Output all of the entries exactly as written.
___ Given data ___
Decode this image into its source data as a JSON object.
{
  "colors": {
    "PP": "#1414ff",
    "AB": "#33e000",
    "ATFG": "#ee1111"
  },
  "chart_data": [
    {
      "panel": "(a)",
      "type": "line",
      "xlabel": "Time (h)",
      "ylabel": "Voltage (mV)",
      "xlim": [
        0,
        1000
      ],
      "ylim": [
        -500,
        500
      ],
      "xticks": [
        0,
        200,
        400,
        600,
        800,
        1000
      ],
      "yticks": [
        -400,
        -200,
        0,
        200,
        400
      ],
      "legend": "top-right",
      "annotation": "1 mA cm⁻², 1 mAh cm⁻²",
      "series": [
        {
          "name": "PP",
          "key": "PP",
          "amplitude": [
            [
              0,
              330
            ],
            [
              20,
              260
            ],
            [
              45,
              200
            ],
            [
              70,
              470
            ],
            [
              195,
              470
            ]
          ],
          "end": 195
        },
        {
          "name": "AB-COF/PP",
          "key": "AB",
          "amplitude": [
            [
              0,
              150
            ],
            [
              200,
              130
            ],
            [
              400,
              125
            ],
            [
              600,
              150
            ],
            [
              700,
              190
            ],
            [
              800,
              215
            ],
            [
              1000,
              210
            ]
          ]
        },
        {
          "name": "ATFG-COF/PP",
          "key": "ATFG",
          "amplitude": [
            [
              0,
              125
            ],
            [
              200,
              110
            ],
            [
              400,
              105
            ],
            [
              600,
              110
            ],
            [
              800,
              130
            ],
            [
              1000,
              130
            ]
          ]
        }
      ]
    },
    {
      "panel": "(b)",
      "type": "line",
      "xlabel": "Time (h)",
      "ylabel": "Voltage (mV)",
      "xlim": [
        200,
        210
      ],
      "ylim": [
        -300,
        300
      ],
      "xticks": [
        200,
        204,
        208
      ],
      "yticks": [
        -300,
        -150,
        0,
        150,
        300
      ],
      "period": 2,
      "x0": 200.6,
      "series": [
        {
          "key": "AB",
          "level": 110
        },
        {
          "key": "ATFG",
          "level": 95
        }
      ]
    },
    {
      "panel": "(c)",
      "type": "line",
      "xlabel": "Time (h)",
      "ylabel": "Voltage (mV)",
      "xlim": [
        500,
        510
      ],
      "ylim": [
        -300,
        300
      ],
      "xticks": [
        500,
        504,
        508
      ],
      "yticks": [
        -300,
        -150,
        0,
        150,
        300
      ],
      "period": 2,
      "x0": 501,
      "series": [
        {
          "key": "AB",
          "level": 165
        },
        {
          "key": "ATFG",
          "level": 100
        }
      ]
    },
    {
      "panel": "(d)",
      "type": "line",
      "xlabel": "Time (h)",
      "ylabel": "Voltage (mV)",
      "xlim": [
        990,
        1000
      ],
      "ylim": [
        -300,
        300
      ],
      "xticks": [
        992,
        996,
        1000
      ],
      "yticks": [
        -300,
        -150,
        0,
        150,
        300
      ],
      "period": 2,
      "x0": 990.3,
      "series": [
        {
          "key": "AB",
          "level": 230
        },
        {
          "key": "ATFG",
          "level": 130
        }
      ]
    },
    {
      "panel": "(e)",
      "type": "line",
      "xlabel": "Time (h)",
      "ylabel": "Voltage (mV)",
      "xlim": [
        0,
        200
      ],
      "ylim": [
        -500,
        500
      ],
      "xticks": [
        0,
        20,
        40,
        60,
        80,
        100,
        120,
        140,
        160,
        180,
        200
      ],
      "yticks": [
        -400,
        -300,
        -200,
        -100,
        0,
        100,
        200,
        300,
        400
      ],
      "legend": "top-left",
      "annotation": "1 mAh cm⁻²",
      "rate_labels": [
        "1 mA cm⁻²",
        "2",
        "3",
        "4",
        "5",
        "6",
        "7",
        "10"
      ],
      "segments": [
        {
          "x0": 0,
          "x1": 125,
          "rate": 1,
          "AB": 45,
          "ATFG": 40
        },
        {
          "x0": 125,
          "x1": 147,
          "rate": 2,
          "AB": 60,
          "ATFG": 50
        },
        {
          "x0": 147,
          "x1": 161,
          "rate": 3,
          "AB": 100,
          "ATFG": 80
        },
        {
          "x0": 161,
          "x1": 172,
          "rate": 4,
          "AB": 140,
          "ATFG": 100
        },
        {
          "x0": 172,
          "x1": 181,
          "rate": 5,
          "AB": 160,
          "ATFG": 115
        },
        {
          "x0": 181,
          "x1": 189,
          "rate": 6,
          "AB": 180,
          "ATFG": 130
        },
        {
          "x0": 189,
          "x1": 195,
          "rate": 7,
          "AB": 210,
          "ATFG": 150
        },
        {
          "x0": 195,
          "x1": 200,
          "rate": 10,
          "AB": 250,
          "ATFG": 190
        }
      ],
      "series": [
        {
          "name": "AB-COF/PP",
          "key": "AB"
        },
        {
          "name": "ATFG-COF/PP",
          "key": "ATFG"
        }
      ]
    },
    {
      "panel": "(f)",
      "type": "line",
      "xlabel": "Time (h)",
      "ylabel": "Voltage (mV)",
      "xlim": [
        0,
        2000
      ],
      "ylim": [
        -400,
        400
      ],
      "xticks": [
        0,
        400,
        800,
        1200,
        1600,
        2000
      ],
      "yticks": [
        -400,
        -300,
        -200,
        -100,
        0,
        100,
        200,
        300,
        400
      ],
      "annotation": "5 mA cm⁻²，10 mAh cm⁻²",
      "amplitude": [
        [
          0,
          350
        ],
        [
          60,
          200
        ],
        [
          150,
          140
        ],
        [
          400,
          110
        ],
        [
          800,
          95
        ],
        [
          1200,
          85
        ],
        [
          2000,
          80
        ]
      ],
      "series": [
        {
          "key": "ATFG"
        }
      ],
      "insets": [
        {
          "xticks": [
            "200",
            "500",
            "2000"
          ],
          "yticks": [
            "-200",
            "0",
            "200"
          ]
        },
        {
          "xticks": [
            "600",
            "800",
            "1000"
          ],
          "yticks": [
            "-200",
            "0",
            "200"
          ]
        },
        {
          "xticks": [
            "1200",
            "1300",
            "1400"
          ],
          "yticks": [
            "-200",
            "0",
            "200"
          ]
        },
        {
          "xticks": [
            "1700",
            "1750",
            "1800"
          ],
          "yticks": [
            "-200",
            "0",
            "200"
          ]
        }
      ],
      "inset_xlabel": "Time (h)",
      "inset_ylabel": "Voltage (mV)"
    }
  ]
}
___
- _Task solution_
Decode this image into its source data as a JSON object.
{
  "colors": {
    "PP": "#1414ff",
    "AB": "#33e000",
    "ATFG": "#ee1111"
  },
  "chart_data": [
    {
      "panel": "(a)",
      "type": "line",
      "xlabel": "Time (h)",
      "ylabel": "Voltage (mV)",
      "xlim": [
        0,
        1000
      ],
      "ylim": [
        -500,
        500
      ],
      "xticks": [
        0,
        200,
        400,
        600,
        800,
        1000
      ],
      "yticks": [
        -400,
        -200,
        0,
        200,
        400
      ],
      "legend": "top-right",
      "annotation": "1 mA cm⁻², 1 mAh cm⁻²",
      "series": [
        {
          "name": "PP",
          "key": "PP",
          "amplitude": [
            [
              0,
              330
            ],
            [
              20,
              260
            ],
            [
              45,
              200
            ],
            [
              70,
              470
            ],
            [
              195,
              470
            ]
          ],
          "end": 195
        },
        {
          "name": "AB-COF/PP",
          "key": "AB",
          "amplitude": [
            [
              0,
              150
            ],
            [
              200,
              130
            ],
            [
              400,
              125
            ],
            [
              600,
              150
            ],
            [
              700,
              190
            ],
            [
              800,
              215
            ],
            [
              1000,
              210
            ]
          ]
        },
        {
          "name": "ATFG-COF/PP",
          "key": "ATFG",
          "amplitude": [
            [
              0,
              125
            ],
            [
              200,
              110
            ],
            [
              400,
              105
            ],
            [
              600,
              110
            ],
            [
              800,
              130
            ],
            [
              1000,
              130
            ]
          ]
        }
      ]
    },
    {
      "panel": "(b)",
      "type": "line",
      "xlabel": "Time (h)",
      "ylabel": "Voltage (mV)",
      "xlim": [
        200,
        210
      ],
      "ylim": [
        -300,
        300
      ],
      "xticks": [
        200,
        204,
        208
      ],
      "yticks": [
        -300,
        -150,
        0,
        150,
        300
      ],
      "period": 2,
      "x0": 200.6,
      "series": [
        {
          "key": "AB",
          "level": 110
        },
        {
          "key": "ATFG",
          "level": 95
        }
      ]
    },
    {
      "panel": "(c)",
      "type": "line",
      "xlabel": "Time (h)",
      "ylabel": "Voltage (mV)",
      "xlim": [
        500,
        510
      ],
      "ylim": [
        -300,
        300
      ],
      "xticks": [
        500,
        504,
        508
      ],
      "yticks": [
        -300,
        -150,
        0,
        150,
        300
      ],
      "period": 2,
      "x0": 501,
      "series": [
        {
          "key": "AB",
          "level": 165
        },
        {
          "key": "ATFG",
          "level": 100
        }
      ]
    },
    {
      "panel": "(d)",
      "type": "line",
      "xlabel": "Time (h)",
      "ylabel": "Voltage (mV)",
      "xlim": [
        990,
        1000
      ],
      "ylim": [
        -300,
        300
      ],
      "xticks": [
        992,
        996,
        1000
      ],
      "yticks": [
        -300,
        -150,
        0,
        150,
        300
      ],
      "period": 2,
      "x0": 990.3,
      "series": [
        {
          "key": "AB",
          "level": 230
        },
        {
          "key": "ATFG",
          "level": 130
        }
      ]
    },
    {
      "panel": "(e)",
      "type": "line",
      "xlabel": "Time (h)",
      "ylabel": "Voltage (mV)",
      "xlim": [
        0,
        200
      ],
      "ylim": [
        -500,
        500
      ],
      "xticks": [
        0,
        20,
        40,
        60,
        80,
        100,
        120,
        140,
        160,
        180,
        200
      ],
      "yticks": [
        -400,
        -300,
        -200,
        -100,
        0,
        100,
        200,
        300,
        400
      ],
      "legend": "top-left",
      "annotation": "1 mAh cm⁻²",
      "rate_labels": [
        "1 mA cm⁻²",
        "2",
        "3",
        "4",
        "5",
        "6",
        "7",
        "10"
      ],
      "segments": [
        {
          "x0": 0,
          "x1": 125,
          "rate": 1,
          "AB": 45,
          "ATFG": 40
        },
        {
          "x0": 125,
          "x1": 147,
          "rate": 2,
          "AB": 60,
          "ATFG": 50
        },
        {
          "x0": 147,
          "x1": 161,
          "rate": 3,
          "AB": 100,
          "ATFG": 80
        },
        {
          "x0": 161,
          "x1": 172,
          "rate": 4,
          "AB": 140,
          "ATFG": 100
        },
        {
          "x0": 172,
          "x1": 181,
          "rate": 5,
          "AB": 160,
          "ATFG": 115
        },
        {
          "x0": 181,
          "x1": 189,
          "rate": 6,
          "AB": 180,
          "ATFG": 130
        },
        {
          "x0": 189,
          "x1": 195,
          "rate": 7,
          "AB": 210,
          "ATFG": 150
        },
        {
          "x0": 195,
          "x1": 200,
          "rate": 10,
          "AB": 250,
          "ATFG": 190
        }
      ],
      "series": [
        {
          "name": "AB-COF/PP",
          "key": "AB"
        },
        {
          "name": "ATFG-COF/PP",
          "key": "ATFG"
        }
      ]
    },
    {
      "panel": "(f)",
      "type": "line",
      "xlabel": "Time (h)",
      "ylabel": "Voltage (mV)",
      "xlim": [
        0,
        2000
      ],
      "ylim": [
        -400,
        400
      ],
      "xticks": [
        0,
        400,
        800,
        1200,
        1600,
        2000
      ],
      "yticks": [
        -400,
        -300,
        -200,
        -100,
        0,
        100,
        200,
        300,
        400
      ],
      "annotation": "5 mA cm⁻²，10 mAh cm⁻²",
      "amplitude": [
        [
          0,
          350
        ],
        [
          60,
          200
        ],
        [
          150,
          140
        ],
        [
          400,
          110
        ],
        [
          800,
          95
        ],
        [
          1200,
          85
        ],
        [
          2000,
          80
        ]
      ],
      "series": [
        {
          "key": "ATFG"
        }
      ],
      "insets": [
        {
          "xticks": [
            "200",
            "500",
            "2000"
          ],
          "yticks": [
            "-200",
            "0",
            "200"
          ]
        },
        {
          "xticks": [
            "600",
            "800",
            "1000"
          ],
          "yticks": [
            "-200",
            "0",
            "200"
          ]
        },
        {
          "xticks": [
            "1200",
            "1300",
            "1400"
          ],
          "yticks": [
            "-200",
            "0",
            "200"
          ]
        },
        {
          "xticks": [
            "1700",
            "1750",
            "1800"
          ],
          "yticks": [
            "-200",
            "0",
            "200"
          ]
        }
      ],
      "inset_xlabel": "Time (h)",
      "inset_ylabel": "Voltage (mV)"
    }
  ]
}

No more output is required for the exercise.